= WHAT IS EXPECTED =
All the data below goes into the copy word for word, but the pictures don't.

= RECORD EXTRACTS =
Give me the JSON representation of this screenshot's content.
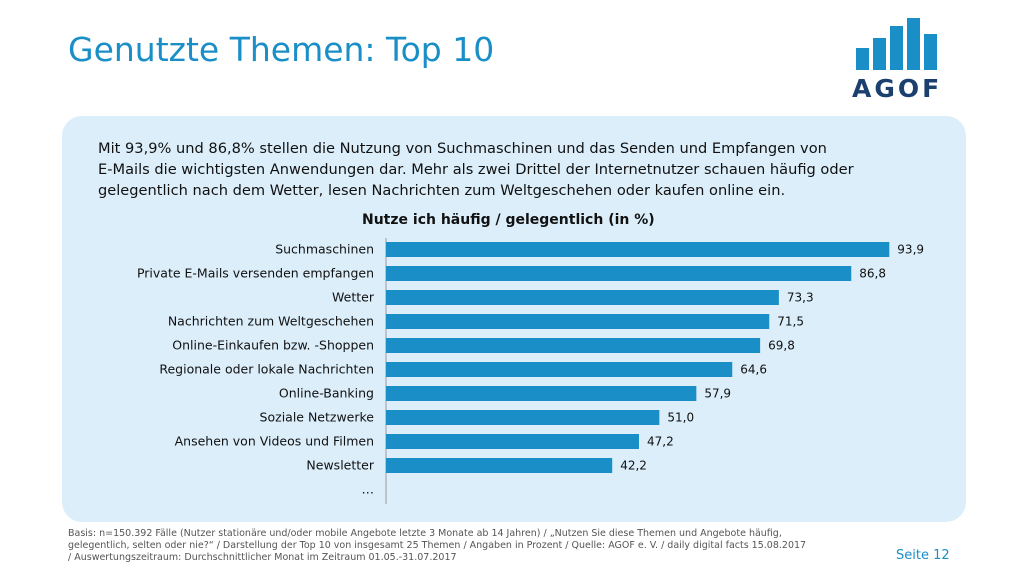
{
  "slide": {
    "title": "Genutzte Themen: Top 10",
    "intro_lines": [
      "Mit 93,9% und 86,8% stellen die Nutzung von Suchmaschinen und das Senden und Empfangen von",
      "E-Mails die wichtigsten Anwendungen dar. Mehr als zwei Drittel der Internetnutzer schauen häufig oder",
      "gelegentlich nach dem Wetter, lesen Nachrichten zum Weltgeschehen oder kaufen online ein."
    ],
    "footnote_lines": [
      "Basis: n=150.392 Fälle (Nutzer stationäre und/oder mobile Angebote letzte 3 Monate ab 14 Jahren) / „Nutzen Sie diese Themen und Angebote häufig,",
      "gelegentlich, selten oder nie?“ / Darstellung der Top 10 von insgesamt 25 Themen / Angaben in Prozent / Quelle: AGOF e. V. / daily digital facts 15.08.2017",
      "/ Auswertungszeitraum: Durchschnittlicher Monat im Zeitraum 01.05.-31.07.2017"
    ],
    "page_label": "Seite 12"
  },
  "logo": {
    "text": "AGOF",
    "color": "#1a8fc7"
  },
  "colors": {
    "accent": "#1a8fc7",
    "panel": "#dbeefa",
    "bar": "#1a8fc7"
  },
  "chart_data": {
    "type": "bar",
    "orientation": "horizontal",
    "title": "Nutze ich häufig / gelegentlich (in %)",
    "categories": [
      "Suchmaschinen",
      "Private E-Mails versenden empfangen",
      "Wetter",
      "Nachrichten zum Weltgeschehen",
      "Online-Einkaufen bzw. -Shoppen",
      "Regionale oder lokale Nachrichten",
      "Online-Banking",
      "Soziale Netzwerke",
      "Ansehen von Videos und Filmen",
      "Newsletter"
    ],
    "values": [
      93.9,
      86.8,
      73.3,
      71.5,
      69.8,
      64.6,
      57.9,
      51.0,
      47.2,
      42.2
    ],
    "value_labels": [
      "93,9",
      "86,8",
      "73,3",
      "71,5",
      "69,8",
      "64,6",
      "57,9",
      "51,0",
      "47,2",
      "42,2"
    ],
    "trailing_category": "…",
    "xlim": [
      0,
      100
    ],
    "grid": false,
    "legend": "none"
  }
}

= EXERCISE OUTPUT =
Give me the JSON representation of this screenshot's content.
{
  "slide": {
    "title": "Genutzte Themen: Top 10",
    "intro_lines": [
      "Mit 93,9% und 86,8% stellen die Nutzung von Suchmaschinen und das Senden und Empfangen von",
      "E-Mails die wichtigsten Anwendungen dar. Mehr als zwei Drittel der Internetnutzer schauen häufig oder",
      "gelegentlich nach dem Wetter, lesen Nachrichten zum Weltgeschehen oder kaufen online ein."
    ],
    "footnote_lines": [
      "Basis: n=150.392 Fälle (Nutzer stationäre und/oder mobile Angebote letzte 3 Monate ab 14 Jahren) / „Nutzen Sie diese Themen und Angebote häufig,",
      "gelegentlich, selten oder nie?“ / Darstellung der Top 10 von insgesamt 25 Themen / Angaben in Prozent / Quelle: AGOF e. V. / daily digital facts 15.08.2017",
      "/ Auswertungszeitraum: Durchschnittlicher Monat im Zeitraum 01.05.-31.07.2017"
    ],
    "page_label": "Seite 12"
  },
  "logo": {
    "text": "AGOF",
    "color": "#1a8fc7"
  },
  "colors": {
    "accent": "#1a8fc7",
    "panel": "#dbeefa",
    "bar": "#1a8fc7"
  },
  "chart_data": {
    "type": "bar",
    "orientation": "horizontal",
    "title": "Nutze ich häufig / gelegentlich (in %)",
    "categories": [
      "Suchmaschinen",
      "Private E-Mails versenden empfangen",
      "Wetter",
      "Nachrichten zum Weltgeschehen",
      "Online-Einkaufen bzw. -Shoppen",
      "Regionale oder lokale Nachrichten",
      "Online-Banking",
      "Soziale Netzwerke",
      "Ansehen von Videos und Filmen",
      "Newsletter"
    ],
    "values": [
      93.9,
      86.8,
      73.3,
      71.5,
      69.8,
      64.6,
      57.9,
      51.0,
      47.2,
      42.2
    ],
    "value_labels": [
      "93,9",
      "86,8",
      "73,3",
      "71,5",
      "69,8",
      "64,6",
      "57,9",
      "51,0",
      "47,2",
      "42,2"
    ],
    "trailing_category": "…",
    "xlim": [
      0,
      100
    ],
    "grid": false,
    "legend": "none"
  }
}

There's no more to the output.